--- begin ---

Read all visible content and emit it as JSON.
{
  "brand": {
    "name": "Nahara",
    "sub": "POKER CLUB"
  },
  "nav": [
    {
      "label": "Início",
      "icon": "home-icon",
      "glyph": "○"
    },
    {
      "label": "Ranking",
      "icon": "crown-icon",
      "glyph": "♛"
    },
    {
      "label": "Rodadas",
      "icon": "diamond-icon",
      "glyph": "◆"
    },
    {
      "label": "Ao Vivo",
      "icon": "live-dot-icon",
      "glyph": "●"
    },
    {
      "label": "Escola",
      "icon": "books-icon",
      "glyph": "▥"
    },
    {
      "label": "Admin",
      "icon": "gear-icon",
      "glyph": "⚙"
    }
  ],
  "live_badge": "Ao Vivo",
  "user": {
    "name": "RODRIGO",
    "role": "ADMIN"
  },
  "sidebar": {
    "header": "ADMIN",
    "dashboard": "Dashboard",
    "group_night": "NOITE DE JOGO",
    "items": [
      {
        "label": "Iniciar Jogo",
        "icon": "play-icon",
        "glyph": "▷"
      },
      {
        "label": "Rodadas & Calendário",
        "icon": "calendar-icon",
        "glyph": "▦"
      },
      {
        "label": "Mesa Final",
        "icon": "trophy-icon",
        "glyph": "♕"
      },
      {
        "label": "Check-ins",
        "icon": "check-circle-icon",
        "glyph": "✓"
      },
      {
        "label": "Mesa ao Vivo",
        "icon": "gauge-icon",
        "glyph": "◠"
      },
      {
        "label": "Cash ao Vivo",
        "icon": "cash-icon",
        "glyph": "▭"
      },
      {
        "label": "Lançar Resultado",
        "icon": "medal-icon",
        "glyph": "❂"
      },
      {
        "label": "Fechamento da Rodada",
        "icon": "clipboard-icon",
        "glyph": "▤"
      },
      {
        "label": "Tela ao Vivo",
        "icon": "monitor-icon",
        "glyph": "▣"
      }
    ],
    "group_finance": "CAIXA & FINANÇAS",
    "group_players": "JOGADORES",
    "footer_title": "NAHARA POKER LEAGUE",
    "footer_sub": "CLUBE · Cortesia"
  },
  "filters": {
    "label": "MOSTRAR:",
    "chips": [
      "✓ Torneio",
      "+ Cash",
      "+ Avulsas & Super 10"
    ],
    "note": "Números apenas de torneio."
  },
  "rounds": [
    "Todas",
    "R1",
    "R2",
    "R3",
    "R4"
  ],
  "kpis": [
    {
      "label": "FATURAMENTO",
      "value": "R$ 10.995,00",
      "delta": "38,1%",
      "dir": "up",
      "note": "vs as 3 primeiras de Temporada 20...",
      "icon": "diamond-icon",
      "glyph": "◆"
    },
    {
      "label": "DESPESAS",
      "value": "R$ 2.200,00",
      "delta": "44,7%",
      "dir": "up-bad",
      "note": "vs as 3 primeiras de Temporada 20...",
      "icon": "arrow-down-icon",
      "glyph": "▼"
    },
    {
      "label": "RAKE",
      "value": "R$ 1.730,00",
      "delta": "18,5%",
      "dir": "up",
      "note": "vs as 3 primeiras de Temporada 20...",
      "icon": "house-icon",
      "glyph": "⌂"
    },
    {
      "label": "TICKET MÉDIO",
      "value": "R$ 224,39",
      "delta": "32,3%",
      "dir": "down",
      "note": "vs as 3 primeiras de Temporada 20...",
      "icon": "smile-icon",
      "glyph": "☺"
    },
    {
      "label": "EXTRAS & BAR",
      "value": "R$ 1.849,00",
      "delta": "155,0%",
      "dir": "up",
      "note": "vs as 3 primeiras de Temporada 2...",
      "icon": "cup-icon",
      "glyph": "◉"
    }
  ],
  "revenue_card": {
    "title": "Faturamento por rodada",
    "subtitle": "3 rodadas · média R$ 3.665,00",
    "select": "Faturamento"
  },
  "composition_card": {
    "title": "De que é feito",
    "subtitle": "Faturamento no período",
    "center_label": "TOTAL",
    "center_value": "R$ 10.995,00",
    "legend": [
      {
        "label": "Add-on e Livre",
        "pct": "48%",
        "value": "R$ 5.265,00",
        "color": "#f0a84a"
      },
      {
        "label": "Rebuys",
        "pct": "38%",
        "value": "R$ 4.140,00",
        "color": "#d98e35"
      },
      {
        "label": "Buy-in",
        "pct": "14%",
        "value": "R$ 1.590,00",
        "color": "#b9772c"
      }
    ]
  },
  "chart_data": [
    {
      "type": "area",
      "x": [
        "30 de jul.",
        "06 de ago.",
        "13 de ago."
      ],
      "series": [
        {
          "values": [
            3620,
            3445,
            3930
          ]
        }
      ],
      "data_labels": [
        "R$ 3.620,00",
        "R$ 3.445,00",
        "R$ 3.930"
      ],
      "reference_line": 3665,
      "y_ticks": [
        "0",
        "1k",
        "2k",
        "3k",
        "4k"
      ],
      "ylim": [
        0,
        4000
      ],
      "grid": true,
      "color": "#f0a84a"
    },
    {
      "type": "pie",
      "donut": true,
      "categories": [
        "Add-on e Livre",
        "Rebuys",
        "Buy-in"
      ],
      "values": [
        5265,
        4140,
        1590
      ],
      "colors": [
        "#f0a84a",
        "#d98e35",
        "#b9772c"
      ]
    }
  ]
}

--- end ---

# WHAT TO PRODUCE
Retype the material in full. Each word must match.

# ANSWER TO THE TASK
Read all visible content and emit it as JSON.
{
  "brand": {
    "name": "Nahara",
    "sub": "POKER CLUB"
  },
  "nav": [
    {
      "label": "Início",
      "icon": "home-icon",
      "glyph": "○"
    },
    {
      "label": "Ranking",
      "icon": "crown-icon",
      "glyph": "♛"
    },
    {
      "label": "Rodadas",
      "icon": "diamond-icon",
      "glyph": "◆"
    },
    {
      "label": "Ao Vivo",
      "icon": "live-dot-icon",
      "glyph": "●"
    },
    {
      "label": "Escola",
      "icon": "books-icon",
      "glyph": "▥"
    },
    {
      "label": "Admin",
      "icon": "gear-icon",
      "glyph": "⚙"
    }
  ],
  "live_badge": "Ao Vivo",
  "user": {
    "name": "RODRIGO",
    "role": "ADMIN"
  },
  "sidebar": {
    "header": "ADMIN",
    "dashboard": "Dashboard",
    "group_night": "NOITE DE JOGO",
    "items": [
      {
        "label": "Iniciar Jogo",
        "icon": "play-icon",
        "glyph": "▷"
      },
      {
        "label": "Rodadas & Calendário",
        "icon": "calendar-icon",
        "glyph": "▦"
      },
      {
        "label": "Mesa Final",
        "icon": "trophy-icon",
        "glyph": "♕"
      },
      {
        "label": "Check-ins",
        "icon": "check-circle-icon",
        "glyph": "✓"
      },
      {
        "label": "Mesa ao Vivo",
        "icon": "gauge-icon",
        "glyph": "◠"
      },
      {
        "label": "Cash ao Vivo",
        "icon": "cash-icon",
        "glyph": "▭"
      },
      {
        "label": "Lançar Resultado",
        "icon": "medal-icon",
        "glyph": "❂"
      },
      {
        "label": "Fechamento da Rodada",
        "icon": "clipboard-icon",
        "glyph": "▤"
      },
      {
        "label": "Tela ao Vivo",
        "icon": "monitor-icon",
        "glyph": "▣"
      }
    ],
    "group_finance": "CAIXA & FINANÇAS",
    "group_players": "JOGADORES",
    "footer_title": "NAHARA POKER LEAGUE",
    "footer_sub": "CLUBE · Cortesia"
  },
  "filters": {
    "label": "MOSTRAR:",
    "chips": [
      "✓ Torneio",
      "+ Cash",
      "+ Avulsas & Super 10"
    ],
    "note": "Números apenas de torneio."
  },
  "rounds": [
    "Todas",
    "R1",
    "R2",
    "R3",
    "R4"
  ],
  "kpis": [
    {
      "label": "FATURAMENTO",
      "value": "R$ 10.995,00",
      "delta": "38,1%",
      "dir": "up",
      "note": "vs as 3 primeiras de Temporada 20...",
      "icon": "diamond-icon",
      "glyph": "◆"
    },
    {
      "label": "DESPESAS",
      "value": "R$ 2.200,00",
      "delta": "44,7%",
      "dir": "up-bad",
      "note": "vs as 3 primeiras de Temporada 20...",
      "icon": "arrow-down-icon",
      "glyph": "▼"
    },
    {
      "label": "RAKE",
      "value": "R$ 1.730,00",
      "delta": "18,5%",
      "dir": "up",
      "note": "vs as 3 primeiras de Temporada 20...",
      "icon": "house-icon",
      "glyph": "⌂"
    },
    {
      "label": "TICKET MÉDIO",
      "value": "R$ 224,39",
      "delta": "32,3%",
      "dir": "down",
      "note": "vs as 3 primeiras de Temporada 20...",
      "icon": "smile-icon",
      "glyph": "☺"
    },
    {
      "label": "EXTRAS & BAR",
      "value": "R$ 1.849,00",
      "delta": "155,0%",
      "dir": "up",
      "note": "vs as 3 primeiras de Temporada 2...",
      "icon": "cup-icon",
      "glyph": "◉"
    }
  ],
  "revenue_card": {
    "title": "Faturamento por rodada",
    "subtitle": "3 rodadas · média R$ 3.665,00",
    "select": "Faturamento"
  },
  "composition_card": {
    "title": "De que é feito",
    "subtitle": "Faturamento no período",
    "center_label": "TOTAL",
    "center_value": "R$ 10.995,00",
    "legend": [
      {
        "label": "Add-on e Livre",
        "pct": "48%",
        "value": "R$ 5.265,00",
        "color": "#f0a84a"
      },
      {
        "label": "Rebuys",
        "pct": "38%",
        "value": "R$ 4.140,00",
        "color": "#d98e35"
      },
      {
        "label": "Buy-in",
        "pct": "14%",
        "value": "R$ 1.590,00",
        "color": "#b9772c"
      }
    ]
  },
  "chart_data": [
    {
      "type": "area",
      "x": [
        "30 de jul.",
        "06 de ago.",
        "13 de ago."
      ],
      "series": [
        {
          "values": [
            3620,
            3445,
            3930
          ]
        }
      ],
      "data_labels": [
        "R$ 3.620,00",
        "R$ 3.445,00",
        "R$ 3.930"
      ],
      "reference_line": 3665,
      "y_ticks": [
        "0",
        "1k",
        "2k",
        "3k",
        "4k"
      ],
      "ylim": [
        0,
        4000
      ],
      "grid": true,
      "color": "#f0a84a"
    },
    {
      "type": "pie",
      "donut": true,
      "categories": [
        "Add-on e Livre",
        "Rebuys",
        "Buy-in"
      ],
      "values": [
        5265,
        4140,
        1590
      ],
      "colors": [
        "#f0a84a",
        "#d98e35",
        "#b9772c"
      ]
    }
  ]
}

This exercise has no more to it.